REQUIRED WORK.
Type out the records that follow, exactly as given.

PROVIDED INFORMATION.
■ ■ ■ ■ ■ ■ ■

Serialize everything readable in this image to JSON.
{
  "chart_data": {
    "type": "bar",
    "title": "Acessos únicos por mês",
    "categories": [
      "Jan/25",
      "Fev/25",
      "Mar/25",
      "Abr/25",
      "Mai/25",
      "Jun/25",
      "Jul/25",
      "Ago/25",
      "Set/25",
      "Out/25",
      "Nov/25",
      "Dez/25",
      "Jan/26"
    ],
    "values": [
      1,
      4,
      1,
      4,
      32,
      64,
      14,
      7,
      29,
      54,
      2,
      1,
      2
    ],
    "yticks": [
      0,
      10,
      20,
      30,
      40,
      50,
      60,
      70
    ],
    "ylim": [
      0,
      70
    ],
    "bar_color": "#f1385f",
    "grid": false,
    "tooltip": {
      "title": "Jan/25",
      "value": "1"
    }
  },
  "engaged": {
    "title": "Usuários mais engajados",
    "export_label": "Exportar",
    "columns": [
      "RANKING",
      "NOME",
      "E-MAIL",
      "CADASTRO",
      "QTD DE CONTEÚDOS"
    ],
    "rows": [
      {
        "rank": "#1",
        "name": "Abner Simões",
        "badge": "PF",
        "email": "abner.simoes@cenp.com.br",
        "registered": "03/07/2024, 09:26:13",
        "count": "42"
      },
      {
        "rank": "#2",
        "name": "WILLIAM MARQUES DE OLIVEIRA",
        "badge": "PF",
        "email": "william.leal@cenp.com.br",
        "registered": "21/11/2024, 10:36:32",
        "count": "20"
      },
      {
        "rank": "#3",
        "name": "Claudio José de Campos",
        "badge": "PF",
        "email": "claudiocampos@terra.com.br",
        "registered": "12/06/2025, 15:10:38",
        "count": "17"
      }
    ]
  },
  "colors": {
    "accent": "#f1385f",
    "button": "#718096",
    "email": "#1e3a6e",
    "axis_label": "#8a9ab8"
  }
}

■ ■ ■ ■ ■ ■ ■

FULL ANSWER.
Serialize everything readable in this image to JSON.
{
  "chart_data": {
    "type": "bar",
    "title": "Acessos únicos por mês",
    "categories": [
      "Jan/25",
      "Fev/25",
      "Mar/25",
      "Abr/25",
      "Mai/25",
      "Jun/25",
      "Jul/25",
      "Ago/25",
      "Set/25",
      "Out/25",
      "Nov/25",
      "Dez/25",
      "Jan/26"
    ],
    "values": [
      1,
      4,
      1,
      4,
      32,
      64,
      14,
      7,
      29,
      54,
      2,
      1,
      2
    ],
    "yticks": [
      0,
      10,
      20,
      30,
      40,
      50,
      60,
      70
    ],
    "ylim": [
      0,
      70
    ],
    "bar_color": "#f1385f",
    "grid": false,
    "tooltip": {
      "title": "Jan/25",
      "value": "1"
    }
  },
  "engaged": {
    "title": "Usuários mais engajados",
    "export_label": "Exportar",
    "columns": [
      "RANKING",
      "NOME",
      "E-MAIL",
      "CADASTRO",
      "QTD DE CONTEÚDOS"
    ],
    "rows": [
      {
        "rank": "#1",
        "name": "Abner Simões",
        "badge": "PF",
        "email": "abner.simoes@cenp.com.br",
        "registered": "03/07/2024, 09:26:13",
        "count": "42"
      },
      {
        "rank": "#2",
        "name": "WILLIAM MARQUES DE OLIVEIRA",
        "badge": "PF",
        "email": "william.leal@cenp.com.br",
        "registered": "21/11/2024, 10:36:32",
        "count": "20"
      },
      {
        "rank": "#3",
        "name": "Claudio José de Campos",
        "badge": "PF",
        "email": "claudiocampos@terra.com.br",
        "registered": "12/06/2025, 15:10:38",
        "count": "17"
      }
    ]
  },
  "colors": {
    "accent": "#f1385f",
    "button": "#718096",
    "email": "#1e3a6e",
    "axis_label": "#8a9ab8"
  }
}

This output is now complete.